--- begin ---
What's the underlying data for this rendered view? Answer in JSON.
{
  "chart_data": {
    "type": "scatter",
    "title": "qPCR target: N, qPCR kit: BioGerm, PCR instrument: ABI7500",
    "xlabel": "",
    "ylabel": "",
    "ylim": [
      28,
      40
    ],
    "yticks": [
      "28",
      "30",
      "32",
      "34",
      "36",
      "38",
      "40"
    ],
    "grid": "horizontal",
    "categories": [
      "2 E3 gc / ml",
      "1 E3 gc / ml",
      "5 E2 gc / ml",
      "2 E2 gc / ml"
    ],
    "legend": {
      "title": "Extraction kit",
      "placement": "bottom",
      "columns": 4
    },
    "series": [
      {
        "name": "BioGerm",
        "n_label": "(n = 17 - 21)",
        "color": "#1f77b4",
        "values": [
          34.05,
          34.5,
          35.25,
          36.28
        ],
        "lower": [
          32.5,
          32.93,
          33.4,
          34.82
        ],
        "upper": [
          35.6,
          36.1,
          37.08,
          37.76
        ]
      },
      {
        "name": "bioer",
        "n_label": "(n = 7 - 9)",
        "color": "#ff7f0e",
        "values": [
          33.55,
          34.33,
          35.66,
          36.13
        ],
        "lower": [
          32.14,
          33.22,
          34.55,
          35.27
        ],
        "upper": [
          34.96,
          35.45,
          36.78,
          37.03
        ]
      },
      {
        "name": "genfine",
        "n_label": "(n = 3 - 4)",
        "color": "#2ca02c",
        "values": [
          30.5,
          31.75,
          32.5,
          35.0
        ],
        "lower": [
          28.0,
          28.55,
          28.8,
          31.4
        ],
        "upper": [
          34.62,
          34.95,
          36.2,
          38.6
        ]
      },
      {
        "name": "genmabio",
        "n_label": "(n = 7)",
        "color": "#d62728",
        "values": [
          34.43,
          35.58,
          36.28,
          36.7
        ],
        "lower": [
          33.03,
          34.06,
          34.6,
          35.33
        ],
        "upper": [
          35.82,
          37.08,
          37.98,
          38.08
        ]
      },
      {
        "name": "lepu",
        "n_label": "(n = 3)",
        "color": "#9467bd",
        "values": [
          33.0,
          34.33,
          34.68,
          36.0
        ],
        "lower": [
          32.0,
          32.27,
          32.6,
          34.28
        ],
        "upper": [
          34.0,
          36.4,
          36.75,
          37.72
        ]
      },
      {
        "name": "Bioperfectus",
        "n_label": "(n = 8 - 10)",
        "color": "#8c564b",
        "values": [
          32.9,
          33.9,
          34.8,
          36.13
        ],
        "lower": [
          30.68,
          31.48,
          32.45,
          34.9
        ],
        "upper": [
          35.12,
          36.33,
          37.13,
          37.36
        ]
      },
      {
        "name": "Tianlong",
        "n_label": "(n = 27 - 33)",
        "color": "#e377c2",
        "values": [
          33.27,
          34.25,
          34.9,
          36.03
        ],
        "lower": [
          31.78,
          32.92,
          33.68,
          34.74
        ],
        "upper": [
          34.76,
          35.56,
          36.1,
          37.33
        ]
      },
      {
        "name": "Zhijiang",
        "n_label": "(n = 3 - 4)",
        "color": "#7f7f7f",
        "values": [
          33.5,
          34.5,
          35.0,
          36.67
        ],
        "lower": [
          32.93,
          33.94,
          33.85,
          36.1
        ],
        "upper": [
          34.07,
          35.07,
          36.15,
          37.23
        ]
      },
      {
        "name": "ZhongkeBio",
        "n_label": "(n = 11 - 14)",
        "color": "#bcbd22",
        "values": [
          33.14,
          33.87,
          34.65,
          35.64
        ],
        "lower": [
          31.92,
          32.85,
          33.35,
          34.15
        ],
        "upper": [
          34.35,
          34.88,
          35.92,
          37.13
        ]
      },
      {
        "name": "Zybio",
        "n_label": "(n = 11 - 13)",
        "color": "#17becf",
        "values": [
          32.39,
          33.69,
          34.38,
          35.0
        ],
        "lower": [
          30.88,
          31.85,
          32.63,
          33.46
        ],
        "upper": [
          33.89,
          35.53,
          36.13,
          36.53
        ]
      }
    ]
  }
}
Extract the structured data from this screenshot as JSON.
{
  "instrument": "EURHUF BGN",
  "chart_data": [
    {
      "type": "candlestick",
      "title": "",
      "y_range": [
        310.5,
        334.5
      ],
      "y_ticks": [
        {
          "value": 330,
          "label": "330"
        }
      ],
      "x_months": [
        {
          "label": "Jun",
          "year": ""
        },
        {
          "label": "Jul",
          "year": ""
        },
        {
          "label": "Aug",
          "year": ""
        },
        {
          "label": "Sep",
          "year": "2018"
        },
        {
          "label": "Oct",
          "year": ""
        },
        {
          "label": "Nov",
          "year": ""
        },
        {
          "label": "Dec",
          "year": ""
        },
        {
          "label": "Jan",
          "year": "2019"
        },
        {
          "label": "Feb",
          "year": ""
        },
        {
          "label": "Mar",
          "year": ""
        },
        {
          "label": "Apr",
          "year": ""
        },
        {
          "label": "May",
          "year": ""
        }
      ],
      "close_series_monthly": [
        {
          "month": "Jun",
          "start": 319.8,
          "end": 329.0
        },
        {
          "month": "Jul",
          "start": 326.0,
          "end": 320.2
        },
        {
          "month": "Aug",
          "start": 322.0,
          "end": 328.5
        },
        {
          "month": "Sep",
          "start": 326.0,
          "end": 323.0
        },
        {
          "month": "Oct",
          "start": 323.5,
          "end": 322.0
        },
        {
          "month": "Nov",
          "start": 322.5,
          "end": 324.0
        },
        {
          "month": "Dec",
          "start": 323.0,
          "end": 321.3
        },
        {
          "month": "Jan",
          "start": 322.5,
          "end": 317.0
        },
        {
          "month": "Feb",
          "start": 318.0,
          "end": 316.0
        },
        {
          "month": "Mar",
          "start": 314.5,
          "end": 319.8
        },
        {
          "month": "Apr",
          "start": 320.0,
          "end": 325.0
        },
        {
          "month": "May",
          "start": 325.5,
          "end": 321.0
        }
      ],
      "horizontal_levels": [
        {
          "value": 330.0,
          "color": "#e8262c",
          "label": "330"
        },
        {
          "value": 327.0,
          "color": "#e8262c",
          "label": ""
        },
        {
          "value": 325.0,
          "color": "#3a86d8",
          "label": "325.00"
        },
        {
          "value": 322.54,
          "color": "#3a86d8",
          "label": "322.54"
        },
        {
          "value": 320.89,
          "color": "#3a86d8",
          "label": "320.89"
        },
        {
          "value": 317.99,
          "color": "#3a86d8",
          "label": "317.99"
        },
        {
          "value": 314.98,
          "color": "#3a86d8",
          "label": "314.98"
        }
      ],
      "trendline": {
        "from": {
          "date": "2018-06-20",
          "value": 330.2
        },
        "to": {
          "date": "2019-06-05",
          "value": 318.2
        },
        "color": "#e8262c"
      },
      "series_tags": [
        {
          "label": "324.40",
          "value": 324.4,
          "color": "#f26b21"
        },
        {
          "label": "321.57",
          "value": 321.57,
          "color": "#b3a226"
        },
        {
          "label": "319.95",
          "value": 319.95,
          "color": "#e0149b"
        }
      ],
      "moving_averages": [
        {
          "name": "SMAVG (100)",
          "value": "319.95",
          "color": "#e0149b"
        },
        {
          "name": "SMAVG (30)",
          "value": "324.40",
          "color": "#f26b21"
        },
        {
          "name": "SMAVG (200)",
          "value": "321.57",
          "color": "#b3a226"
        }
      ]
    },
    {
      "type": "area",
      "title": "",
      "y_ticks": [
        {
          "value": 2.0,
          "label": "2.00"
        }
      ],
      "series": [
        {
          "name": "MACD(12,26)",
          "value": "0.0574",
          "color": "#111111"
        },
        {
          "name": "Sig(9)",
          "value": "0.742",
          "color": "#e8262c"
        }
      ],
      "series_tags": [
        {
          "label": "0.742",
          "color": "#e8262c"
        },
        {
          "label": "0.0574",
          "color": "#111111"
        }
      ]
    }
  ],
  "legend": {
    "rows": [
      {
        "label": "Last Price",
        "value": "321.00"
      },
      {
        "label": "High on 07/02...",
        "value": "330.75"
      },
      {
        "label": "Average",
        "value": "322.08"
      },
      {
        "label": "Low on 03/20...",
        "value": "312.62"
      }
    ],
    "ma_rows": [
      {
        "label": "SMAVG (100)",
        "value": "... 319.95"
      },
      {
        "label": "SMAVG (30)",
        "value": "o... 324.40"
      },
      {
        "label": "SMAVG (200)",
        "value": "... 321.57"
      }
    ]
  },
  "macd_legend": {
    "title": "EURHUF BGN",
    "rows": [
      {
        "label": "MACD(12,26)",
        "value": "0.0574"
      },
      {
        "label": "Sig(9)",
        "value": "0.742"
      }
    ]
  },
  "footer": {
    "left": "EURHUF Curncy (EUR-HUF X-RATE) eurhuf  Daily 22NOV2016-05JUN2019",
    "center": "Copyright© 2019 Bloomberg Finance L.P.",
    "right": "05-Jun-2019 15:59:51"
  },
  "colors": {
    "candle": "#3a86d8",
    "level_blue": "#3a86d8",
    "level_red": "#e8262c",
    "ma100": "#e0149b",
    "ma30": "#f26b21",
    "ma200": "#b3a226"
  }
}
--- end ---
Your answer should be a single number: the count of lines containing the word "this".

2